> _DIRECTION_: Skip any picture you find and retype all the remaining lines exactly.

Source records:
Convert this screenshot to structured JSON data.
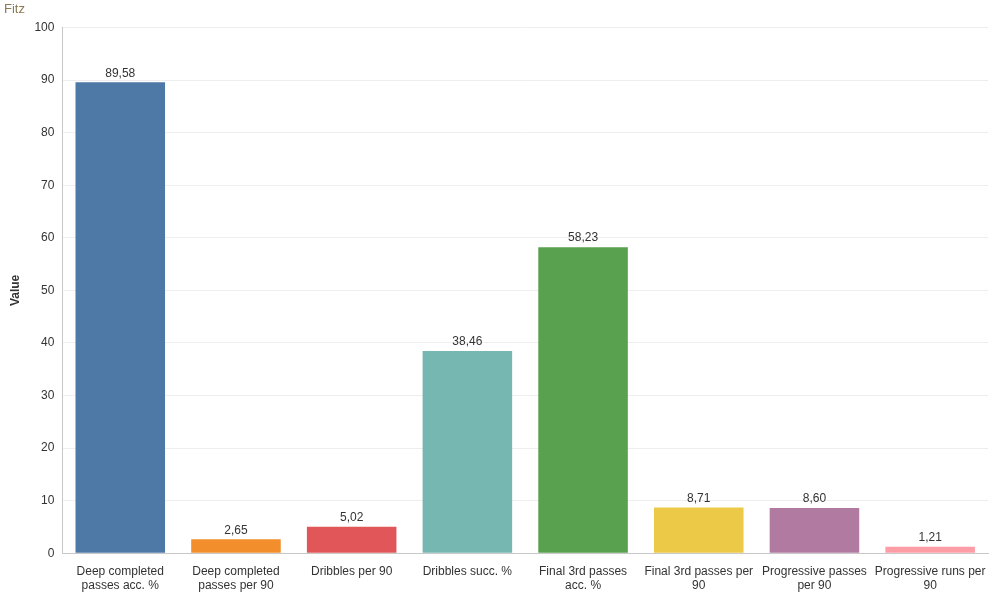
{
  "chart_data": {
    "type": "bar",
    "title": "Fitz",
    "y_label": "Value",
    "categories": [
      "Deep completed passes acc. %",
      "Deep completed passes per 90",
      "Dribbles per 90",
      "Dribbles succ. %",
      "Final 3rd passes acc. %",
      "Final 3rd passes per 90",
      "Progressive passes per 90",
      "Progressive runs per 90"
    ],
    "values": [
      89.58,
      2.65,
      5.02,
      38.46,
      58.23,
      8.71,
      8.6,
      1.21
    ],
    "value_labels": [
      "89,58",
      "2,65",
      "5,02",
      "38,46",
      "58,23",
      "8,71",
      "8,60",
      "1,21"
    ],
    "colors": [
      "#4e79a7",
      "#f28e2b",
      "#e15759",
      "#76b7b2",
      "#59a14f",
      "#edc948",
      "#b07aa1",
      "#ff9da7"
    ],
    "ylim": [
      0,
      100
    ],
    "yticks": [
      0,
      10,
      20,
      30,
      40,
      50,
      60,
      70,
      80,
      90,
      100
    ],
    "grid": true,
    "data_labels": true
  }
}
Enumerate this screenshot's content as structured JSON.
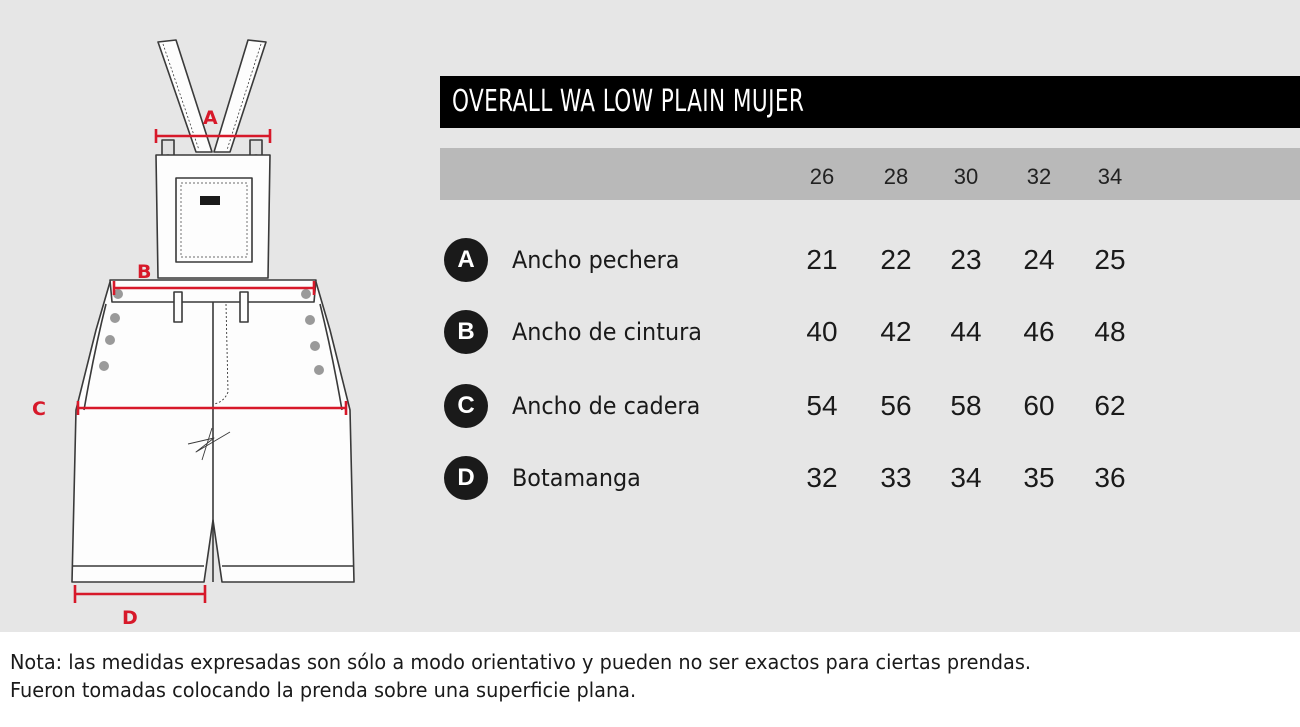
{
  "title": "OVERALL WA LOW PLAIN MUJER",
  "sizes": [
    "26",
    "28",
    "30",
    "32",
    "34"
  ],
  "measurements": [
    {
      "letter": "A",
      "label": "Ancho pechera",
      "values": [
        "21",
        "22",
        "23",
        "24",
        "25"
      ]
    },
    {
      "letter": "B",
      "label": "Ancho de cintura",
      "values": [
        "40",
        "42",
        "44",
        "46",
        "48"
      ]
    },
    {
      "letter": "C",
      "label": "Ancho de cadera",
      "values": [
        "54",
        "56",
        "58",
        "60",
        "62"
      ]
    },
    {
      "letter": "D",
      "label": "Botamanga",
      "values": [
        "32",
        "33",
        "34",
        "35",
        "36"
      ]
    }
  ],
  "diagram": {
    "labels": [
      "A",
      "B",
      "C",
      "D"
    ],
    "measure_color": "#d7192a"
  },
  "note": {
    "line1": "Nota: las medidas expresadas son sólo a modo orientativo y pueden no ser exactos para ciertas prendas.",
    "line2": "Fueron tomadas colocando la prenda sobre una superficie plana."
  },
  "colors": {
    "background": "#e6e6e6",
    "title_bar": "#000000",
    "size_bar": "#b9b9b9",
    "badge": "#1a1a1a"
  }
}
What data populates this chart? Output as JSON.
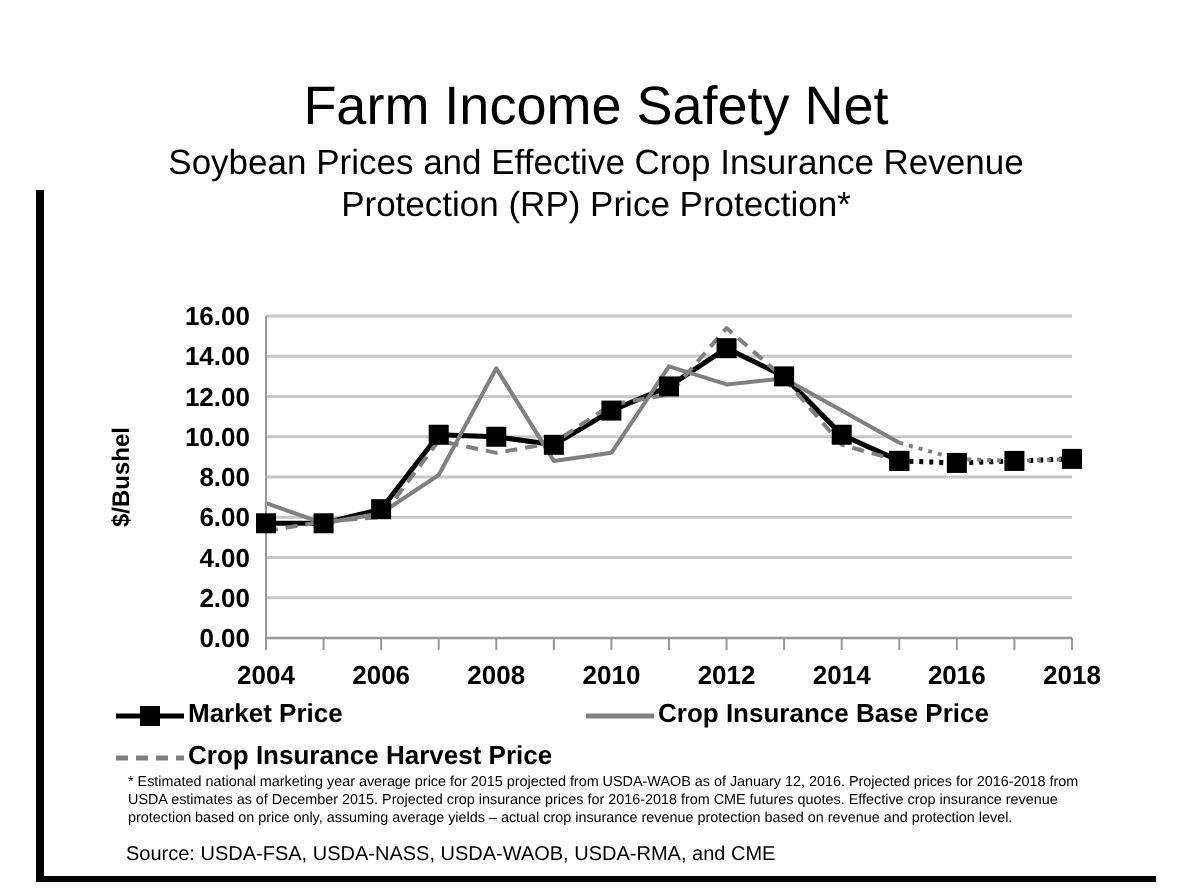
{
  "chart_data": {
    "type": "line",
    "title": "Farm Income Safety Net",
    "subtitle": "Soybean Prices and Effective Crop Insurance Revenue Protection (RP) Price Protection*",
    "ylabel": "$/Bushel",
    "categories": [
      "2004",
      null,
      "2006",
      null,
      "2008",
      null,
      "2010",
      null,
      "2012",
      null,
      "2014",
      null,
      "2016",
      null,
      "2018"
    ],
    "series": [
      {
        "name": "Market Price",
        "color": "#000000",
        "marker": "square",
        "line_style": "solid",
        "values": [
          5.7,
          5.7,
          6.4,
          10.1,
          10.0,
          9.6,
          11.3,
          12.5,
          14.4,
          13.0,
          10.1,
          8.8,
          null,
          null,
          null
        ]
      },
      {
        "name": "Crop Insurance Base Price",
        "color": "#808080",
        "marker": "none",
        "line_style": "solid",
        "values": [
          6.7,
          5.7,
          6.2,
          8.1,
          13.4,
          8.8,
          9.2,
          13.5,
          12.6,
          12.9,
          11.3,
          9.7,
          null,
          null,
          null
        ]
      },
      {
        "name": "Crop Insurance Harvest Price",
        "color": "#808080",
        "marker": "none",
        "line_style": "dashed",
        "values": [
          5.3,
          5.8,
          6.0,
          9.8,
          9.2,
          9.7,
          11.6,
          12.1,
          15.4,
          12.9,
          9.6,
          8.8,
          null,
          null,
          null
        ]
      },
      {
        "color": "#000000",
        "marker": "square",
        "line_style": "dotted",
        "values": [
          null,
          null,
          null,
          null,
          null,
          null,
          null,
          null,
          null,
          null,
          null,
          8.8,
          8.7,
          8.8,
          8.9
        ]
      },
      {
        "color": "#808080",
        "marker": "none",
        "line_style": "dotted",
        "values": [
          null,
          null,
          null,
          null,
          null,
          null,
          null,
          null,
          null,
          null,
          null,
          9.7,
          8.9,
          8.8,
          8.9
        ]
      }
    ],
    "ylim": [
      0,
      16
    ],
    "yticks": [
      {
        "value": 0,
        "label": "0.00"
      },
      {
        "value": 2,
        "label": "2.00"
      },
      {
        "value": 4,
        "label": "4.00"
      },
      {
        "value": 6,
        "label": "6.00"
      },
      {
        "value": 8,
        "label": "8.00"
      },
      {
        "value": 10,
        "label": "10.00"
      },
      {
        "value": 12,
        "label": "12.00"
      },
      {
        "value": 14,
        "label": "14.00"
      },
      {
        "value": 16,
        "label": "16.00"
      }
    ],
    "grid": "y",
    "legend": "bottom",
    "annotations": [
      "* Estimated national marketing year average price for 2015 projected from USDA-WAOB as of January 12, 2016. Projected prices for 2016-2018 from USDA estimates as of December 2015. Projected crop insurance prices for 2016-2018 from CME futures quotes. Effective crop insurance revenue protection based on price only, assuming average yields – actual crop insurance revenue protection based on revenue and protection level.",
      "Source: USDA-FSA, USDA-NASS, USDA-WAOB, USDA-RMA, and CME"
    ]
  }
}
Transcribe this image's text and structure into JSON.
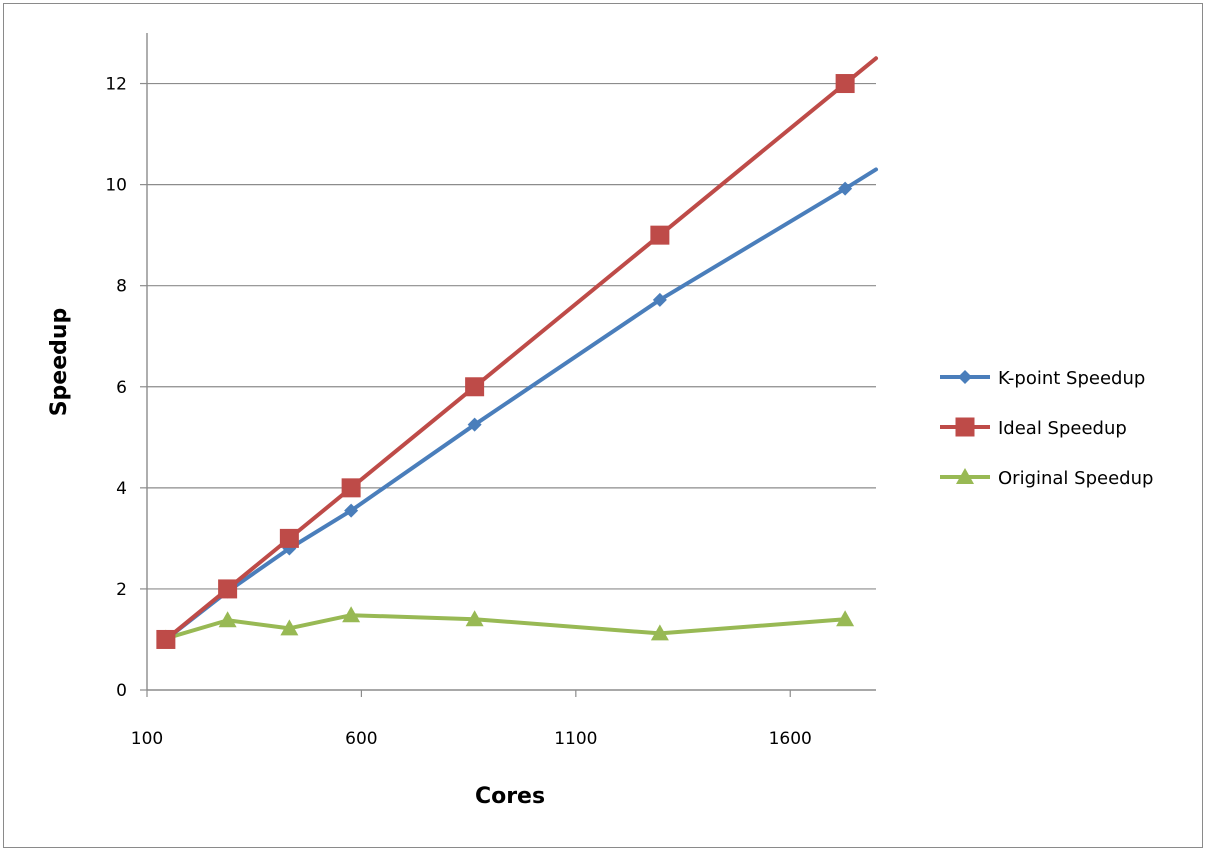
{
  "chart_data": {
    "type": "line",
    "title": "",
    "xlabel": "Cores",
    "ylabel": "Speedup",
    "xlim": [
      100,
      1800
    ],
    "ylim": [
      0,
      13
    ],
    "xticks": [
      100,
      600,
      1100,
      1600
    ],
    "yticks": [
      0,
      2,
      4,
      6,
      8,
      10,
      12
    ],
    "grid": "horizontal",
    "legend": "right",
    "series": [
      {
        "name": "K-point Speedup",
        "color": "#4a7ebb",
        "marker": "diamond",
        "x": [
          144,
          288,
          432,
          576,
          864,
          1296,
          1728,
          1800
        ],
        "y": [
          1.0,
          1.95,
          2.8,
          3.55,
          5.25,
          7.72,
          9.92,
          10.3
        ]
      },
      {
        "name": "Ideal Speedup",
        "color": "#be4b48",
        "marker": "square",
        "x": [
          144,
          288,
          432,
          576,
          864,
          1296,
          1728,
          1800
        ],
        "y": [
          1,
          2,
          3,
          4,
          6,
          9,
          12,
          12.5
        ]
      },
      {
        "name": "Original Speedup",
        "color": "#98b954",
        "marker": "triangle",
        "x": [
          144,
          288,
          432,
          576,
          864,
          1296,
          1728
        ],
        "y": [
          1.02,
          1.38,
          1.22,
          1.48,
          1.4,
          1.12,
          1.4
        ]
      }
    ],
    "marker_points": 7
  }
}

> _THE RESPONSE_:
Convert this screenshot to structured JSON data.
{
  "chart_data": {
    "type": "bar",
    "title": "Fitz",
    "y_label": "Value",
    "categories": [
      "Deep completed passes acc. %",
      "Deep completed passes per 90",
      "Dribbles per 90",
      "Dribbles succ. %",
      "Final 3rd passes acc. %",
      "Final 3rd passes per 90",
      "Progressive passes per 90",
      "Progressive runs per 90"
    ],
    "values": [
      89.58,
      2.65,
      5.02,
      38.46,
      58.23,
      8.71,
      8.6,
      1.21
    ],
    "value_labels": [
      "89,58",
      "2,65",
      "5,02",
      "38,46",
      "58,23",
      "8,71",
      "8,60",
      "1,21"
    ],
    "colors": [
      "#4e79a7",
      "#f28e2b",
      "#e15759",
      "#76b7b2",
      "#59a14f",
      "#edc948",
      "#b07aa1",
      "#ff9da7"
    ],
    "ylim": [
      0,
      100
    ],
    "yticks": [
      0,
      10,
      20,
      30,
      40,
      50,
      60,
      70,
      80,
      90,
      100
    ],
    "grid": true,
    "data_labels": true
  }
}
Enumerate this screenshot's content as structured JSON.
{
  "title": "OVERALL WA LOW PLAIN MUJER",
  "sizes": [
    "26",
    "28",
    "30",
    "32",
    "34"
  ],
  "measurements": [
    {
      "letter": "A",
      "label": "Ancho pechera",
      "values": [
        "21",
        "22",
        "23",
        "24",
        "25"
      ]
    },
    {
      "letter": "B",
      "label": "Ancho de cintura",
      "values": [
        "40",
        "42",
        "44",
        "46",
        "48"
      ]
    },
    {
      "letter": "C",
      "label": "Ancho de cadera",
      "values": [
        "54",
        "56",
        "58",
        "60",
        "62"
      ]
    },
    {
      "letter": "D",
      "label": "Botamanga",
      "values": [
        "32",
        "33",
        "34",
        "35",
        "36"
      ]
    }
  ],
  "diagram": {
    "labels": [
      "A",
      "B",
      "C",
      "D"
    ],
    "measure_color": "#d7192a"
  },
  "note": {
    "line1": "Nota: las medidas expresadas son sólo a modo orientativo y pueden no ser exactos para ciertas prendas.",
    "line2": "Fueron tomadas colocando la prenda sobre una superficie plana."
  },
  "colors": {
    "background": "#e6e6e6",
    "title_bar": "#000000",
    "size_bar": "#b9b9b9",
    "badge": "#1a1a1a"
  }
}
What data populates this chart? Output as JSON.
{
  "chart_data": {
    "type": "line",
    "title": "Farm Income Safety Net",
    "subtitle": "Soybean Prices and Effective Crop Insurance Revenue Protection (RP) Price Protection*",
    "ylabel": "$/Bushel",
    "categories": [
      "2004",
      null,
      "2006",
      null,
      "2008",
      null,
      "2010",
      null,
      "2012",
      null,
      "2014",
      null,
      "2016",
      null,
      "2018"
    ],
    "series": [
      {
        "name": "Market Price",
        "color": "#000000",
        "marker": "square",
        "line_style": "solid",
        "values": [
          5.7,
          5.7,
          6.4,
          10.1,
          10.0,
          9.6,
          11.3,
          12.5,
          14.4,
          13.0,
          10.1,
          8.8,
          null,
          null,
          null
        ]
      },
      {
        "name": "Crop Insurance Base Price",
        "color": "#808080",
        "marker": "none",
        "line_style": "solid",
        "values": [
          6.7,
          5.7,
          6.2,
          8.1,
          13.4,
          8.8,
          9.2,
          13.5,
          12.6,
          12.9,
          11.3,
          9.7,
          null,
          null,
          null
        ]
      },
      {
        "name": "Crop Insurance Harvest Price",
        "color": "#808080",
        "marker": "none",
        "line_style": "dashed",
        "values": [
          5.3,
          5.8,
          6.0,
          9.8,
          9.2,
          9.7,
          11.6,
          12.1,
          15.4,
          12.9,
          9.6,
          8.8,
          null,
          null,
          null
        ]
      },
      {
        "color": "#000000",
        "marker": "square",
        "line_style": "dotted",
        "values": [
          null,
          null,
          null,
          null,
          null,
          null,
          null,
          null,
          null,
          null,
          null,
          8.8,
          8.7,
          8.8,
          8.9
        ]
      },
      {
        "color": "#808080",
        "marker": "none",
        "line_style": "dotted",
        "values": [
          null,
          null,
          null,
          null,
          null,
          null,
          null,
          null,
          null,
          null,
          null,
          9.7,
          8.9,
          8.8,
          8.9
        ]
      }
    ],
    "ylim": [
      0,
      16
    ],
    "yticks": [
      {
        "value": 0,
        "label": "0.00"
      },
      {
        "value": 2,
        "label": "2.00"
      },
      {
        "value": 4,
        "label": "4.00"
      },
      {
        "value": 6,
        "label": "6.00"
      },
      {
        "value": 8,
        "label": "8.00"
      },
      {
        "value": 10,
        "label": "10.00"
      },
      {
        "value": 12,
        "label": "12.00"
      },
      {
        "value": 14,
        "label": "14.00"
      },
      {
        "value": 16,
        "label": "16.00"
      }
    ],
    "grid": "y",
    "legend": "bottom",
    "annotations": [
      "* Estimated national marketing year average price for 2015 projected from USDA-WAOB as of January 12, 2016. Projected prices for 2016-2018 from USDA estimates as of December 2015. Projected crop insurance prices for 2016-2018 from CME futures quotes. Effective crop insurance revenue protection based on price only, assuming average yields – actual crop insurance revenue protection based on revenue and protection level.",
      "Source: USDA-FSA, USDA-NASS, USDA-WAOB, USDA-RMA, and CME"
    ]
  }
}
Transcribe this image's text and structure into JSON.
{
  "chart_data": {
    "type": "line",
    "title": "",
    "xlabel": "Cores",
    "ylabel": "Speedup",
    "xlim": [
      100,
      1800
    ],
    "ylim": [
      0,
      13
    ],
    "xticks": [
      100,
      600,
      1100,
      1600
    ],
    "yticks": [
      0,
      2,
      4,
      6,
      8,
      10,
      12
    ],
    "grid": "horizontal",
    "legend": "right",
    "series": [
      {
        "name": "K-point Speedup",
        "color": "#4a7ebb",
        "marker": "diamond",
        "x": [
          144,
          288,
          432,
          576,
          864,
          1296,
          1728,
          1800
        ],
        "y": [
          1.0,
          1.95,
          2.8,
          3.55,
          5.25,
          7.72,
          9.92,
          10.3
        ]
      },
      {
        "name": "Ideal Speedup",
        "color": "#be4b48",
        "marker": "square",
        "x": [
          144,
          288,
          432,
          576,
          864,
          1296,
          1728,
          1800
        ],
        "y": [
          1,
          2,
          3,
          4,
          6,
          9,
          12,
          12.5
        ]
      },
      {
        "name": "Original Speedup",
        "color": "#98b954",
        "marker": "triangle",
        "x": [
          144,
          288,
          432,
          576,
          864,
          1296,
          1728
        ],
        "y": [
          1.02,
          1.38,
          1.22,
          1.48,
          1.4,
          1.12,
          1.4
        ]
      }
    ],
    "marker_points": 7
  }
}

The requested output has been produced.